Stated exercise:
Copy every line of the data that includes the string "информации".

::: Extracted records :::

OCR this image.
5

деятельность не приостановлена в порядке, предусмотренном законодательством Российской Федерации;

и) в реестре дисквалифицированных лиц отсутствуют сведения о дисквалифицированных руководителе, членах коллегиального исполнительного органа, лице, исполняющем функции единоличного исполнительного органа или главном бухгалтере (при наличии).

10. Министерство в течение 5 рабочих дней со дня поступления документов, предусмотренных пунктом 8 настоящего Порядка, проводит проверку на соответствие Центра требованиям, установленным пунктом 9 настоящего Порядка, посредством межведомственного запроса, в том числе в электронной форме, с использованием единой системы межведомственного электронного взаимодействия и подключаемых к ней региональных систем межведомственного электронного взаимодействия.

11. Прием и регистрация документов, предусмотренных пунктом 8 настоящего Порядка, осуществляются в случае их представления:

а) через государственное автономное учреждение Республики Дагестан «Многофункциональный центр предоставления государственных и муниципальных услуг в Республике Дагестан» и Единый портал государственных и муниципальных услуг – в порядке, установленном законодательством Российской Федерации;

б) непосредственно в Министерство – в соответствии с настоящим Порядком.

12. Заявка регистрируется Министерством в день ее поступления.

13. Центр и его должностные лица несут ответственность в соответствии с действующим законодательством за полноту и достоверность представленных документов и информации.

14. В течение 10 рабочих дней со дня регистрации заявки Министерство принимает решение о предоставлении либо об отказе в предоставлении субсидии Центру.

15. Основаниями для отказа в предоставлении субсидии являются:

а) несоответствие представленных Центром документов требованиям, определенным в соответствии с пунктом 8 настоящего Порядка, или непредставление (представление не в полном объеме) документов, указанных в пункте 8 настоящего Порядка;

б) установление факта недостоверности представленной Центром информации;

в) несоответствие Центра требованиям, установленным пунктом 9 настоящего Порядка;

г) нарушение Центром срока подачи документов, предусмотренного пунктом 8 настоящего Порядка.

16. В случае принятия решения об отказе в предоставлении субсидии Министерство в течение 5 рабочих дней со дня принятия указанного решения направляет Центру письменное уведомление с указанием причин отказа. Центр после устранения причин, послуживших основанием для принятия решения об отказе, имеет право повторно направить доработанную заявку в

:::

Output of the task:
13. Центр и его должностные лица несут ответственность в соответствии с действующим законодательством за полноту и достоверность представленных документов и информации.
б) установление факта недостоверности представленной Центром информации;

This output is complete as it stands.